Task requirements:
Do not copy the pictures; transcribe all other material exactly.

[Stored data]
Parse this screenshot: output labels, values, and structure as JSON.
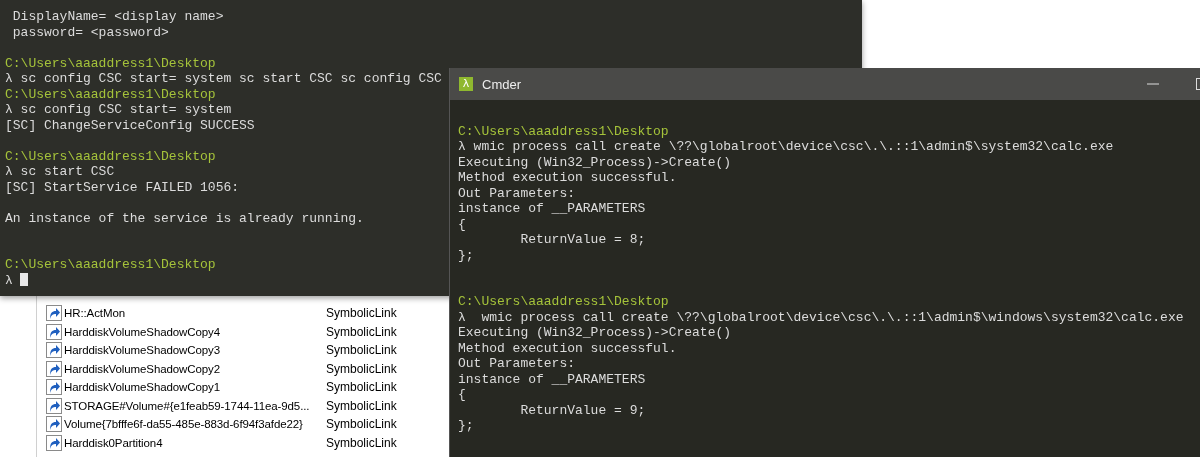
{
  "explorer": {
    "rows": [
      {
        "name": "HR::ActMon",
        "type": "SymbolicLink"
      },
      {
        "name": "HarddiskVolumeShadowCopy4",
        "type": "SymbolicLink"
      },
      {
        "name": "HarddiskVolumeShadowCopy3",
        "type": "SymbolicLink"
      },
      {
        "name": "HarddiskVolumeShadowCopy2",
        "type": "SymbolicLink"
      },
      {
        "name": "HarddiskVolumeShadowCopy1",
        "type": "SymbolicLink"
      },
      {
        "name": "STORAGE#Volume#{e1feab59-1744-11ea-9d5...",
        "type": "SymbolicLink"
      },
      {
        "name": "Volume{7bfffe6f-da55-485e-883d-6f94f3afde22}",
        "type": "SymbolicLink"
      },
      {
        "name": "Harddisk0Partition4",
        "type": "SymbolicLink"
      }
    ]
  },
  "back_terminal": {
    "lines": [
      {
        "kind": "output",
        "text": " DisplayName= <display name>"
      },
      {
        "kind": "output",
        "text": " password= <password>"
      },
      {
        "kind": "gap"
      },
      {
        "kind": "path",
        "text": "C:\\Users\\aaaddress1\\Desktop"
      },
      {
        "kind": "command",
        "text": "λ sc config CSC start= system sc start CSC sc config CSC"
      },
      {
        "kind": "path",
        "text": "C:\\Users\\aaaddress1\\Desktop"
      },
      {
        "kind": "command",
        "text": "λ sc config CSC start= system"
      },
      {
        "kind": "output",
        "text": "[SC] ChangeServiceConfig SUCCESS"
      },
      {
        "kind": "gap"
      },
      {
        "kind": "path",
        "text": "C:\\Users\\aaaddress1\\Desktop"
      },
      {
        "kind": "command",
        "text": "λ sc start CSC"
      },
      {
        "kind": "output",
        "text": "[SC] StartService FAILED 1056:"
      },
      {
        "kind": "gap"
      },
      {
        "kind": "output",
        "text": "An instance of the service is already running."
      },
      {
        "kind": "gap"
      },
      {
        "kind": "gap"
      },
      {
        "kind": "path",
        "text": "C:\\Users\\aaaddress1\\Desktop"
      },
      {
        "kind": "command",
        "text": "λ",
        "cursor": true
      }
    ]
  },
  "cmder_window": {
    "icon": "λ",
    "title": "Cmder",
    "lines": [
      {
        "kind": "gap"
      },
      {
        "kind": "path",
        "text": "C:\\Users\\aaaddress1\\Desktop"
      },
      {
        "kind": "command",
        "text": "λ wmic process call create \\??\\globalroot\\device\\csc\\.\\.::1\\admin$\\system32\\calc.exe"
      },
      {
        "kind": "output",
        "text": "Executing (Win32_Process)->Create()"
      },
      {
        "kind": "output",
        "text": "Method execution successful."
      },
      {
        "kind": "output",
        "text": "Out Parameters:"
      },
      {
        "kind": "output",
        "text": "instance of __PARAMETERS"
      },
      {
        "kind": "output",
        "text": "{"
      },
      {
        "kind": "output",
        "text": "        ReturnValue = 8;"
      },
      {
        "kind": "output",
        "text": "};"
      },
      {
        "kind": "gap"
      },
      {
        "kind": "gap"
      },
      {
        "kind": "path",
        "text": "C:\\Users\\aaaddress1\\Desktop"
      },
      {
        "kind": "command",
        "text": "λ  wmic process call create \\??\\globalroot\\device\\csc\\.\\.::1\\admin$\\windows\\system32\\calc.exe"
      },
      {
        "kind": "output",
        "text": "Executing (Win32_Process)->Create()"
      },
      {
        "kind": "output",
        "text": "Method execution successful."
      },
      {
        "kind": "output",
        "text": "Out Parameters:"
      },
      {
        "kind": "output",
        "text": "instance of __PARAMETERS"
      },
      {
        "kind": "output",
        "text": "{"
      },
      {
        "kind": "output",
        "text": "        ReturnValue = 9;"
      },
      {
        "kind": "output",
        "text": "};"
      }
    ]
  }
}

Problem solution:
Parse this screenshot: output labels, values, and structure as JSON.
{
  "explorer": {
    "rows": [
      {
        "name": "HR::ActMon",
        "type": "SymbolicLink"
      },
      {
        "name": "HarddiskVolumeShadowCopy4",
        "type": "SymbolicLink"
      },
      {
        "name": "HarddiskVolumeShadowCopy3",
        "type": "SymbolicLink"
      },
      {
        "name": "HarddiskVolumeShadowCopy2",
        "type": "SymbolicLink"
      },
      {
        "name": "HarddiskVolumeShadowCopy1",
        "type": "SymbolicLink"
      },
      {
        "name": "STORAGE#Volume#{e1feab59-1744-11ea-9d5...",
        "type": "SymbolicLink"
      },
      {
        "name": "Volume{7bfffe6f-da55-485e-883d-6f94f3afde22}",
        "type": "SymbolicLink"
      },
      {
        "name": "Harddisk0Partition4",
        "type": "SymbolicLink"
      }
    ]
  },
  "back_terminal": {
    "lines": [
      {
        "kind": "output",
        "text": " DisplayName= <display name>"
      },
      {
        "kind": "output",
        "text": " password= <password>"
      },
      {
        "kind": "gap"
      },
      {
        "kind": "path",
        "text": "C:\\Users\\aaaddress1\\Desktop"
      },
      {
        "kind": "command",
        "text": "λ sc config CSC start= system sc start CSC sc config CSC"
      },
      {
        "kind": "path",
        "text": "C:\\Users\\aaaddress1\\Desktop"
      },
      {
        "kind": "command",
        "text": "λ sc config CSC start= system"
      },
      {
        "kind": "output",
        "text": "[SC] ChangeServiceConfig SUCCESS"
      },
      {
        "kind": "gap"
      },
      {
        "kind": "path",
        "text": "C:\\Users\\aaaddress1\\Desktop"
      },
      {
        "kind": "command",
        "text": "λ sc start CSC"
      },
      {
        "kind": "output",
        "text": "[SC] StartService FAILED 1056:"
      },
      {
        "kind": "gap"
      },
      {
        "kind": "output",
        "text": "An instance of the service is already running."
      },
      {
        "kind": "gap"
      },
      {
        "kind": "gap"
      },
      {
        "kind": "path",
        "text": "C:\\Users\\aaaddress1\\Desktop"
      },
      {
        "kind": "command",
        "text": "λ",
        "cursor": true
      }
    ]
  },
  "cmder_window": {
    "icon": "λ",
    "title": "Cmder",
    "lines": [
      {
        "kind": "gap"
      },
      {
        "kind": "path",
        "text": "C:\\Users\\aaaddress1\\Desktop"
      },
      {
        "kind": "command",
        "text": "λ wmic process call create \\??\\globalroot\\device\\csc\\.\\.::1\\admin$\\system32\\calc.exe"
      },
      {
        "kind": "output",
        "text": "Executing (Win32_Process)->Create()"
      },
      {
        "kind": "output",
        "text": "Method execution successful."
      },
      {
        "kind": "output",
        "text": "Out Parameters:"
      },
      {
        "kind": "output",
        "text": "instance of __PARAMETERS"
      },
      {
        "kind": "output",
        "text": "{"
      },
      {
        "kind": "output",
        "text": "        ReturnValue = 8;"
      },
      {
        "kind": "output",
        "text": "};"
      },
      {
        "kind": "gap"
      },
      {
        "kind": "gap"
      },
      {
        "kind": "path",
        "text": "C:\\Users\\aaaddress1\\Desktop"
      },
      {
        "kind": "command",
        "text": "λ  wmic process call create \\??\\globalroot\\device\\csc\\.\\.::1\\admin$\\windows\\system32\\calc.exe"
      },
      {
        "kind": "output",
        "text": "Executing (Win32_Process)->Create()"
      },
      {
        "kind": "output",
        "text": "Method execution successful."
      },
      {
        "kind": "output",
        "text": "Out Parameters:"
      },
      {
        "kind": "output",
        "text": "instance of __PARAMETERS"
      },
      {
        "kind": "output",
        "text": "{"
      },
      {
        "kind": "output",
        "text": "        ReturnValue = 9;"
      },
      {
        "kind": "output",
        "text": "};"
      }
    ]
  }
}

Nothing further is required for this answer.